Directive: Reproduce the listing from its first line through the line with "nav-links: Home Features", changing every "RESERVE MACHINE" to "BOOK MACHINE" and leaving everything else unchanged.
* start Source data *
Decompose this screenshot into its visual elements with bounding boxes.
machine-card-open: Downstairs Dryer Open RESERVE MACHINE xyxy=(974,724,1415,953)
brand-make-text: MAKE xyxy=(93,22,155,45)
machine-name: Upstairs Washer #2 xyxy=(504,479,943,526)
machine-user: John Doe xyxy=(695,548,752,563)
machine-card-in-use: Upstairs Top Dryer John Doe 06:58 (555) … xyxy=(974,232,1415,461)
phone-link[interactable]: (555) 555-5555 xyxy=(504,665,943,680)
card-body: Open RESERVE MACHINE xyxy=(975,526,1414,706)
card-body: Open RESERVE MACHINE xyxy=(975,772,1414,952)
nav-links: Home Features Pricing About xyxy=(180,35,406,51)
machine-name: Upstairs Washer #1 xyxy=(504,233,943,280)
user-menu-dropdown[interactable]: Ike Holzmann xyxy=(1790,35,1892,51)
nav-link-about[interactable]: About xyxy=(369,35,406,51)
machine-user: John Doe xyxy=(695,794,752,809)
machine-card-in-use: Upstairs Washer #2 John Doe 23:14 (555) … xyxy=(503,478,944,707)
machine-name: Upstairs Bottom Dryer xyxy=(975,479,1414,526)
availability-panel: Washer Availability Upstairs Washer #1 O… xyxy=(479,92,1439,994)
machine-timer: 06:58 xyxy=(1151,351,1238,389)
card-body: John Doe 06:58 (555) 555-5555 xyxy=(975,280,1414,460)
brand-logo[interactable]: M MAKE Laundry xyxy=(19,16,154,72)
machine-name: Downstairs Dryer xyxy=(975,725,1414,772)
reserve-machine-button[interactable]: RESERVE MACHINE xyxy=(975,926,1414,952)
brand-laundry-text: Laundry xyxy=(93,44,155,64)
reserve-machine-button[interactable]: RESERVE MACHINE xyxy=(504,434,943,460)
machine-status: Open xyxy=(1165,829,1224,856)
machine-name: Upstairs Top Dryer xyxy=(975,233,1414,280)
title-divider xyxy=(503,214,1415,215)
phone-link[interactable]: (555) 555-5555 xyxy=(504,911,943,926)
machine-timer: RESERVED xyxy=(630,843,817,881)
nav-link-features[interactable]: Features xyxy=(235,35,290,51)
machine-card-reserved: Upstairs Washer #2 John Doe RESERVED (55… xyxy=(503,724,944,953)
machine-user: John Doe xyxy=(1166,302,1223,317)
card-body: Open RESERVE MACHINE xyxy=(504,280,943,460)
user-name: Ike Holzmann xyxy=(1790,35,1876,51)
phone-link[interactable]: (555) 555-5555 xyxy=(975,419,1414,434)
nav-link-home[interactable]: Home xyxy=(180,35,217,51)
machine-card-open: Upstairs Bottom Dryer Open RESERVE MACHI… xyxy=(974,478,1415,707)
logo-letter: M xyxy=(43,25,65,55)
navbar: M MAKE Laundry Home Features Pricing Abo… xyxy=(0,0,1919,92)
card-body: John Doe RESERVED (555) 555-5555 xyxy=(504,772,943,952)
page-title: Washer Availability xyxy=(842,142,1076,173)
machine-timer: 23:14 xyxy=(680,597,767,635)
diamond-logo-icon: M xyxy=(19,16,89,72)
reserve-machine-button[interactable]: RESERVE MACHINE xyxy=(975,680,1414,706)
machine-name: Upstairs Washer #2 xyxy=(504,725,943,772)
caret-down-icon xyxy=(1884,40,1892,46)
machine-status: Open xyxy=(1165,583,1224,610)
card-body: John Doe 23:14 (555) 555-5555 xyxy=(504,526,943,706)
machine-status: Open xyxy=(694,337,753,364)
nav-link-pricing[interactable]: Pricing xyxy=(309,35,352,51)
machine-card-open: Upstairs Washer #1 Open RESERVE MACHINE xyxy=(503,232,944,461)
* end Source data *
Written answer:
Decompose this screenshot into its visual elements with bounding boxes.
machine-card-open: Downstairs Dryer Open BOOK MACHINE xyxy=(974,724,1415,953)
brand-make-text: MAKE xyxy=(93,22,155,45)
machine-name: Upstairs Washer #2 xyxy=(504,479,943,526)
machine-user: John Doe xyxy=(695,548,752,563)
machine-card-in-use: Upstairs Top Dryer John Doe 06:58 (555) … xyxy=(974,232,1415,461)
phone-link[interactable]: (555) 555-5555 xyxy=(504,665,943,680)
card-body: Open BOOK MACHINE xyxy=(975,526,1414,706)
card-body: Open BOOK MACHINE xyxy=(975,772,1414,952)
nav-links: Home Features Pricing About xyxy=(180,35,406,51)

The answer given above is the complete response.